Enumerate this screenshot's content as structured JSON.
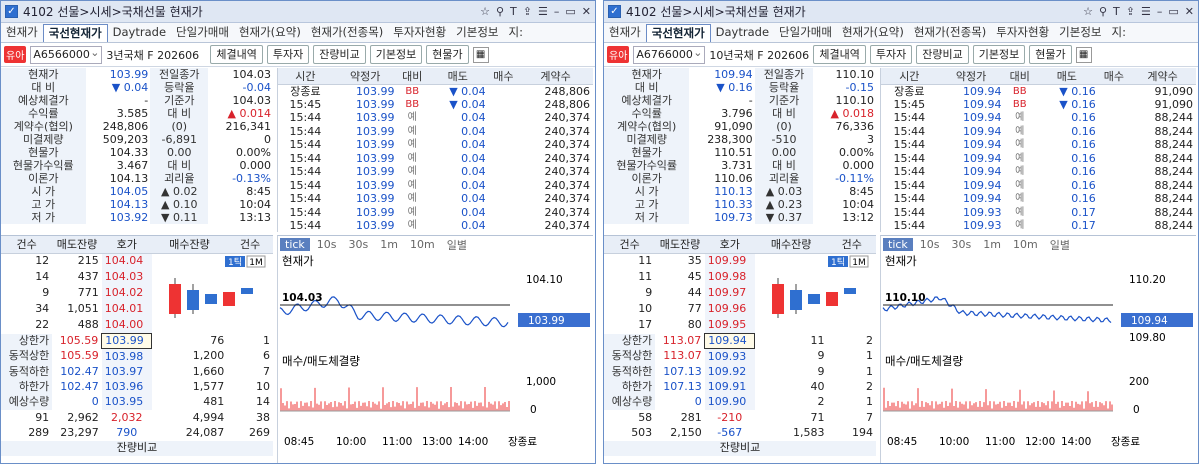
{
  "windows": [
    {
      "title": "4102 선물>시세>국채선물 현재가",
      "tabs": [
        "현재가",
        "국선현재가",
        "Daytrade",
        "단일가매매",
        "현재가(요약)",
        "현재가(전종목)",
        "투자자현황",
        "기본정보",
        "지:"
      ],
      "code": "A6566000",
      "badge": "유아",
      "name": "3년국채 F 202606",
      "buttons": [
        "체결내역",
        "투자자",
        "잔량비교",
        "기본정보",
        "현물가"
      ],
      "price_rows": [
        [
          "현재가",
          "103.99",
          "전일종가",
          "104.03"
        ],
        [
          "대  비",
          "▼ 0.04",
          "등락율",
          "-0.04"
        ],
        [
          "예상체결가",
          "-",
          "기준가",
          "104.03"
        ],
        [
          "수익률",
          "3.585",
          "대  비",
          "▲ 0.014"
        ],
        [
          "계약수(협의)",
          "248,806",
          "(0)",
          "216,341"
        ],
        [
          "미결제량",
          "509,203",
          "-6,891",
          "0"
        ],
        [
          "현물가",
          "104.33",
          "0.00",
          "0.00%"
        ],
        [
          "현물가수익률",
          "3.467",
          "대  비",
          "0.000"
        ],
        [
          "이론가",
          "104.13",
          "괴리율",
          "-0.13%"
        ],
        [
          "시  가",
          "104.05",
          "▲ 0.02",
          "8:45"
        ],
        [
          "고  가",
          "104.13",
          "▲ 0.10",
          "10:04"
        ],
        [
          "저  가",
          "103.92",
          "▼ 0.11",
          "13:13"
        ]
      ],
      "tick_head": [
        "시간",
        "약정가",
        "대비",
        "매도",
        "매수",
        "계약수"
      ],
      "ticks": [
        [
          "장종료",
          "103.99",
          "BB",
          "▼ 0.04",
          "248,806"
        ],
        [
          "15:45",
          "103.99",
          "BB",
          "▼ 0.04",
          "248,806"
        ],
        [
          "15:44",
          "103.99",
          "예",
          "0.04",
          "240,374"
        ],
        [
          "15:44",
          "103.99",
          "예",
          "0.04",
          "240,374"
        ],
        [
          "15:44",
          "103.99",
          "예",
          "0.04",
          "240,374"
        ],
        [
          "15:44",
          "103.99",
          "예",
          "0.04",
          "240,374"
        ],
        [
          "15:44",
          "103.99",
          "예",
          "0.04",
          "240,374"
        ],
        [
          "15:44",
          "103.99",
          "예",
          "0.04",
          "240,374"
        ],
        [
          "15:44",
          "103.99",
          "예",
          "0.04",
          "240,374"
        ],
        [
          "15:44",
          "103.99",
          "예",
          "0.04",
          "240,374"
        ],
        [
          "15:44",
          "103.99",
          "예",
          "0.04",
          "240,374"
        ]
      ],
      "ob_head": [
        "건수",
        "매도잔량",
        "호가",
        "매수잔량",
        "건수"
      ],
      "asks": [
        [
          "12",
          "215",
          "104.04"
        ],
        [
          "14",
          "437",
          "104.03"
        ],
        [
          "9",
          "771",
          "104.02"
        ],
        [
          "34",
          "1,051",
          "104.01"
        ],
        [
          "22",
          "488",
          "104.00"
        ]
      ],
      "bids": [
        [
          "상한가",
          "105.59",
          "103.99",
          "76",
          "1"
        ],
        [
          "동적상한",
          "105.59",
          "103.98",
          "1,200",
          "6"
        ],
        [
          "동적하한",
          "102.47",
          "103.97",
          "1,660",
          "7"
        ],
        [
          "하한가",
          "102.47",
          "103.96",
          "1,577",
          "10"
        ],
        [
          "예상수량",
          "0",
          "103.95",
          "481",
          "14"
        ]
      ],
      "totals": [
        [
          "91",
          "2,962",
          "2,032",
          "4,994",
          "38"
        ],
        [
          "289",
          "23,297",
          "790",
          "24,087",
          "269"
        ]
      ],
      "foot": "잔량비교",
      "chart_tabs": [
        "tick",
        "10s",
        "30s",
        "1m",
        "10m",
        "일별"
      ],
      "chart_label": "현재가",
      "vol_label": "매수/매도체결량",
      "p_hi": "104.10",
      "p_ref": "104.03",
      "p_cur": "103.99",
      "v_hi": "1,000",
      "v_zero": "0",
      "xticks": [
        "08:45",
        "10:00",
        "11:00",
        "13:00",
        "14:00",
        "장종료"
      ],
      "toggles": [
        "1틱",
        "1M"
      ]
    },
    {
      "title": "4102 선물>시세>국채선물 현재가",
      "tabs": [
        "현재가",
        "국선현재가",
        "Daytrade",
        "단일가매매",
        "현재가(요약)",
        "현재가(전종목)",
        "투자자현황",
        "기본정보",
        "지:"
      ],
      "code": "A6766000",
      "badge": "유아",
      "name": "10년국채 F 202606",
      "buttons": [
        "체결내역",
        "투자자",
        "잔량비교",
        "기본정보",
        "현물가"
      ],
      "price_rows": [
        [
          "현재가",
          "109.94",
          "전일종가",
          "110.10"
        ],
        [
          "대  비",
          "▼ 0.16",
          "등락율",
          "-0.15"
        ],
        [
          "예상체결가",
          "-",
          "기준가",
          "110.10"
        ],
        [
          "수익률",
          "3.796",
          "대  비",
          "▲ 0.018"
        ],
        [
          "계약수(협의)",
          "91,090",
          "(0)",
          "76,336"
        ],
        [
          "미결제량",
          "238,300",
          "-510",
          "3"
        ],
        [
          "현물가",
          "110.51",
          "0.00",
          "0.00%"
        ],
        [
          "현물가수익률",
          "3.731",
          "대  비",
          "0.000"
        ],
        [
          "이론가",
          "110.06",
          "괴리율",
          "-0.11%"
        ],
        [
          "시  가",
          "110.13",
          "▲ 0.03",
          "8:45"
        ],
        [
          "고  가",
          "110.33",
          "▲ 0.23",
          "10:04"
        ],
        [
          "저  가",
          "109.73",
          "▼ 0.37",
          "13:12"
        ]
      ],
      "tick_head": [
        "시간",
        "약정가",
        "대비",
        "매도",
        "매수",
        "계약수"
      ],
      "ticks": [
        [
          "장종료",
          "109.94",
          "BB",
          "▼ 0.16",
          "91,090"
        ],
        [
          "15:45",
          "109.94",
          "BB",
          "▼ 0.16",
          "91,090"
        ],
        [
          "15:44",
          "109.94",
          "예",
          "0.16",
          "88,244"
        ],
        [
          "15:44",
          "109.94",
          "예",
          "0.16",
          "88,244"
        ],
        [
          "15:44",
          "109.94",
          "예",
          "0.16",
          "88,244"
        ],
        [
          "15:44",
          "109.94",
          "예",
          "0.16",
          "88,244"
        ],
        [
          "15:44",
          "109.94",
          "예",
          "0.16",
          "88,244"
        ],
        [
          "15:44",
          "109.94",
          "예",
          "0.16",
          "88,244"
        ],
        [
          "15:44",
          "109.94",
          "예",
          "0.16",
          "88,244"
        ],
        [
          "15:44",
          "109.93",
          "예",
          "0.17",
          "88,244"
        ],
        [
          "15:44",
          "109.93",
          "예",
          "0.17",
          "88,244"
        ]
      ],
      "ob_head": [
        "건수",
        "매도잔량",
        "호가",
        "매수잔량",
        "건수"
      ],
      "asks": [
        [
          "11",
          "35",
          "109.99"
        ],
        [
          "11",
          "45",
          "109.98"
        ],
        [
          "9",
          "44",
          "109.97"
        ],
        [
          "10",
          "77",
          "109.96"
        ],
        [
          "17",
          "80",
          "109.95"
        ]
      ],
      "bids": [
        [
          "상한가",
          "113.07",
          "109.94",
          "11",
          "2"
        ],
        [
          "동적상한",
          "113.07",
          "109.93",
          "9",
          "1"
        ],
        [
          "동적하한",
          "107.13",
          "109.92",
          "9",
          "1"
        ],
        [
          "하한가",
          "107.13",
          "109.91",
          "40",
          "2"
        ],
        [
          "예상수량",
          "0",
          "109.90",
          "2",
          "1"
        ]
      ],
      "totals": [
        [
          "58",
          "281",
          "-210",
          "71",
          "7"
        ],
        [
          "503",
          "2,150",
          "-567",
          "1,583",
          "194"
        ]
      ],
      "foot": "잔량비교",
      "chart_tabs": [
        "tick",
        "10s",
        "30s",
        "1m",
        "10m",
        "일별"
      ],
      "chart_label": "현재가",
      "vol_label": "매수/매도체결량",
      "p_hi": "110.20",
      "p_ref": "110.10",
      "p_cur": "109.94",
      "p_lo": "109.80",
      "v_hi": "200",
      "v_zero": "0",
      "xticks": [
        "08:45",
        "10:00",
        "11:00",
        "12:00",
        "14:00",
        "장종료"
      ],
      "toggles": [
        "1틱",
        "1M"
      ]
    }
  ]
}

--- --- ---

Gather every line containing the word "name" and copy it.

__THE RESPONSE__.
      "name": "3년국채 F 202606",
      "name": "10년국채 F 202606",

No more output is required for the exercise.